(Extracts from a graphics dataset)

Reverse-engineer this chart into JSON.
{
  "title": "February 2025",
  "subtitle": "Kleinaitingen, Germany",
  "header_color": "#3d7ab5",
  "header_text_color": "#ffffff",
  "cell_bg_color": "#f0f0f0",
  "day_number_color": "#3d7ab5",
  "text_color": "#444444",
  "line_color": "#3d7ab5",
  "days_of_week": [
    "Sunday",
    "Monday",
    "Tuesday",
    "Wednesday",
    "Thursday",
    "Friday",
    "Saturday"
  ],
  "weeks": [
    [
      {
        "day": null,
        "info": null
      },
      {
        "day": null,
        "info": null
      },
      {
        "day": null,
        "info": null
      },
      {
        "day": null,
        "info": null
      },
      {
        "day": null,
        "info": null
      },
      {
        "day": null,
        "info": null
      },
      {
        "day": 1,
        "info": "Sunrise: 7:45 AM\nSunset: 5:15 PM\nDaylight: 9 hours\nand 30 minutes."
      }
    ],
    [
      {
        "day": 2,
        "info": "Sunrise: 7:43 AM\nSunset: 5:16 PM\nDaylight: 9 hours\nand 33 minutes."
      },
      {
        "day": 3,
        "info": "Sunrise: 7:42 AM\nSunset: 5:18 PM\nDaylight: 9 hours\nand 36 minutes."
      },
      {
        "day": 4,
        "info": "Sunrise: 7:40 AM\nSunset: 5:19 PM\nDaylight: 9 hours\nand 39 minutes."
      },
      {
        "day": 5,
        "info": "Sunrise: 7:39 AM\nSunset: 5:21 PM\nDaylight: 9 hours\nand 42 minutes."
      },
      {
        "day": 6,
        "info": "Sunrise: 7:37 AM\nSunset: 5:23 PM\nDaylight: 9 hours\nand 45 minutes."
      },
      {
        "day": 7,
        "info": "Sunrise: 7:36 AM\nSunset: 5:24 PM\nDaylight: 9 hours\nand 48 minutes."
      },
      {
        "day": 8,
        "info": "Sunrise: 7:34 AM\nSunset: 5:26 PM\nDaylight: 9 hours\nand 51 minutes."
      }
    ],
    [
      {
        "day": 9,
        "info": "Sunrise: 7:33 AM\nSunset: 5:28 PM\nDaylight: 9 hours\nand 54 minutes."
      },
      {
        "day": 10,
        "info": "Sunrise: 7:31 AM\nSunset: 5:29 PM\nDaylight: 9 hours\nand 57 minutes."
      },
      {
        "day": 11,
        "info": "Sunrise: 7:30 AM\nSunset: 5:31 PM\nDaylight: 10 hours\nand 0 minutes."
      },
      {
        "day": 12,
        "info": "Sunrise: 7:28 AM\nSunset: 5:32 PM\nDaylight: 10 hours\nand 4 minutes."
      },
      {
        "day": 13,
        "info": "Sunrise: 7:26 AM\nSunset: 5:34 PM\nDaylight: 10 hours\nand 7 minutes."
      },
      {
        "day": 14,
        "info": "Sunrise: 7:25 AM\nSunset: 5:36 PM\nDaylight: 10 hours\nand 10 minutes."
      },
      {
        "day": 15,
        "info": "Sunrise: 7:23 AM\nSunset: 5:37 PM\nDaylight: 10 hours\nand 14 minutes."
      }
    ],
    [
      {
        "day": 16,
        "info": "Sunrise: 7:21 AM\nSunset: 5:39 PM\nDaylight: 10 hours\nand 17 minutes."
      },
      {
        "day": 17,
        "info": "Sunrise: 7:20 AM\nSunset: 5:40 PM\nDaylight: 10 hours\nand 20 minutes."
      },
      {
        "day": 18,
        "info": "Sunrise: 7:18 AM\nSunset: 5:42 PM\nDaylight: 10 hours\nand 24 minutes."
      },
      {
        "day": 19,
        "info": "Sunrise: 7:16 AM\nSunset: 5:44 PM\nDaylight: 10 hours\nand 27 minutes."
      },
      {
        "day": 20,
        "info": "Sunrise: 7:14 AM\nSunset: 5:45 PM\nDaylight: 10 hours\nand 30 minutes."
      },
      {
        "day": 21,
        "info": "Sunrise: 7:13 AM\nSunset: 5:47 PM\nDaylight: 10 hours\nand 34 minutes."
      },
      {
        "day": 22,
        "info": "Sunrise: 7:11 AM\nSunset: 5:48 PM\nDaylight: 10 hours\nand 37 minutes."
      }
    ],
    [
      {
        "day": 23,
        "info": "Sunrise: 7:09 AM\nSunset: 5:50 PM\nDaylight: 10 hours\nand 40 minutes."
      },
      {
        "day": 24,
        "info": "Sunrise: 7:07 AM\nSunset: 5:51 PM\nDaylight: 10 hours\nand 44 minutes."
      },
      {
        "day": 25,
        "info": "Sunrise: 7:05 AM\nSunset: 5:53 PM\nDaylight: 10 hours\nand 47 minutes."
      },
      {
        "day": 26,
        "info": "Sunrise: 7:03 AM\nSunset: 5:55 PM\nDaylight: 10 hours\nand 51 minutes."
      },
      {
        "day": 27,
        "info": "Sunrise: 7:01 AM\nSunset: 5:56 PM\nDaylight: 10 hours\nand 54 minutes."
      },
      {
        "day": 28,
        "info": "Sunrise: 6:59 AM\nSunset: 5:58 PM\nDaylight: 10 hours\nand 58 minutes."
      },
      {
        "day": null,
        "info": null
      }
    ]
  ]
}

WRITTEN REQUEST: Reproduce every record, matching each line exactly.

TASK ANSWER:
Reverse-engineer this chart into JSON.
{
  "title": "February 2025",
  "subtitle": "Kleinaitingen, Germany",
  "header_color": "#3d7ab5",
  "header_text_color": "#ffffff",
  "cell_bg_color": "#f0f0f0",
  "day_number_color": "#3d7ab5",
  "text_color": "#444444",
  "line_color": "#3d7ab5",
  "days_of_week": [
    "Sunday",
    "Monday",
    "Tuesday",
    "Wednesday",
    "Thursday",
    "Friday",
    "Saturday"
  ],
  "weeks": [
    [
      {
        "day": null,
        "info": null
      },
      {
        "day": null,
        "info": null
      },
      {
        "day": null,
        "info": null
      },
      {
        "day": null,
        "info": null
      },
      {
        "day": null,
        "info": null
      },
      {
        "day": null,
        "info": null
      },
      {
        "day": 1,
        "info": "Sunrise: 7:45 AM\nSunset: 5:15 PM\nDaylight: 9 hours\nand 30 minutes."
      }
    ],
    [
      {
        "day": 2,
        "info": "Sunrise: 7:43 AM\nSunset: 5:16 PM\nDaylight: 9 hours\nand 33 minutes."
      },
      {
        "day": 3,
        "info": "Sunrise: 7:42 AM\nSunset: 5:18 PM\nDaylight: 9 hours\nand 36 minutes."
      },
      {
        "day": 4,
        "info": "Sunrise: 7:40 AM\nSunset: 5:19 PM\nDaylight: 9 hours\nand 39 minutes."
      },
      {
        "day": 5,
        "info": "Sunrise: 7:39 AM\nSunset: 5:21 PM\nDaylight: 9 hours\nand 42 minutes."
      },
      {
        "day": 6,
        "info": "Sunrise: 7:37 AM\nSunset: 5:23 PM\nDaylight: 9 hours\nand 45 minutes."
      },
      {
        "day": 7,
        "info": "Sunrise: 7:36 AM\nSunset: 5:24 PM\nDaylight: 9 hours\nand 48 minutes."
      },
      {
        "day": 8,
        "info": "Sunrise: 7:34 AM\nSunset: 5:26 PM\nDaylight: 9 hours\nand 51 minutes."
      }
    ],
    [
      {
        "day": 9,
        "info": "Sunrise: 7:33 AM\nSunset: 5:28 PM\nDaylight: 9 hours\nand 54 minutes."
      },
      {
        "day": 10,
        "info": "Sunrise: 7:31 AM\nSunset: 5:29 PM\nDaylight: 9 hours\nand 57 minutes."
      },
      {
        "day": 11,
        "info": "Sunrise: 7:30 AM\nSunset: 5:31 PM\nDaylight: 10 hours\nand 0 minutes."
      },
      {
        "day": 12,
        "info": "Sunrise: 7:28 AM\nSunset: 5:32 PM\nDaylight: 10 hours\nand 4 minutes."
      },
      {
        "day": 13,
        "info": "Sunrise: 7:26 AM\nSunset: 5:34 PM\nDaylight: 10 hours\nand 7 minutes."
      },
      {
        "day": 14,
        "info": "Sunrise: 7:25 AM\nSunset: 5:36 PM\nDaylight: 10 hours\nand 10 minutes."
      },
      {
        "day": 15,
        "info": "Sunrise: 7:23 AM\nSunset: 5:37 PM\nDaylight: 10 hours\nand 14 minutes."
      }
    ],
    [
      {
        "day": 16,
        "info": "Sunrise: 7:21 AM\nSunset: 5:39 PM\nDaylight: 10 hours\nand 17 minutes."
      },
      {
        "day": 17,
        "info": "Sunrise: 7:20 AM\nSunset: 5:40 PM\nDaylight: 10 hours\nand 20 minutes."
      },
      {
        "day": 18,
        "info": "Sunrise: 7:18 AM\nSunset: 5:42 PM\nDaylight: 10 hours\nand 24 minutes."
      },
      {
        "day": 19,
        "info": "Sunrise: 7:16 AM\nSunset: 5:44 PM\nDaylight: 10 hours\nand 27 minutes."
      },
      {
        "day": 20,
        "info": "Sunrise: 7:14 AM\nSunset: 5:45 PM\nDaylight: 10 hours\nand 30 minutes."
      },
      {
        "day": 21,
        "info": "Sunrise: 7:13 AM\nSunset: 5:47 PM\nDaylight: 10 hours\nand 34 minutes."
      },
      {
        "day": 22,
        "info": "Sunrise: 7:11 AM\nSunset: 5:48 PM\nDaylight: 10 hours\nand 37 minutes."
      }
    ],
    [
      {
        "day": 23,
        "info": "Sunrise: 7:09 AM\nSunset: 5:50 PM\nDaylight: 10 hours\nand 40 minutes."
      },
      {
        "day": 24,
        "info": "Sunrise: 7:07 AM\nSunset: 5:51 PM\nDaylight: 10 hours\nand 44 minutes."
      },
      {
        "day": 25,
        "info": "Sunrise: 7:05 AM\nSunset: 5:53 PM\nDaylight: 10 hours\nand 47 minutes."
      },
      {
        "day": 26,
        "info": "Sunrise: 7:03 AM\nSunset: 5:55 PM\nDaylight: 10 hours\nand 51 minutes."
      },
      {
        "day": 27,
        "info": "Sunrise: 7:01 AM\nSunset: 5:56 PM\nDaylight: 10 hours\nand 54 minutes."
      },
      {
        "day": 28,
        "info": "Sunrise: 6:59 AM\nSunset: 5:58 PM\nDaylight: 10 hours\nand 58 minutes."
      },
      {
        "day": null,
        "info": null
      }
    ]
  ]
}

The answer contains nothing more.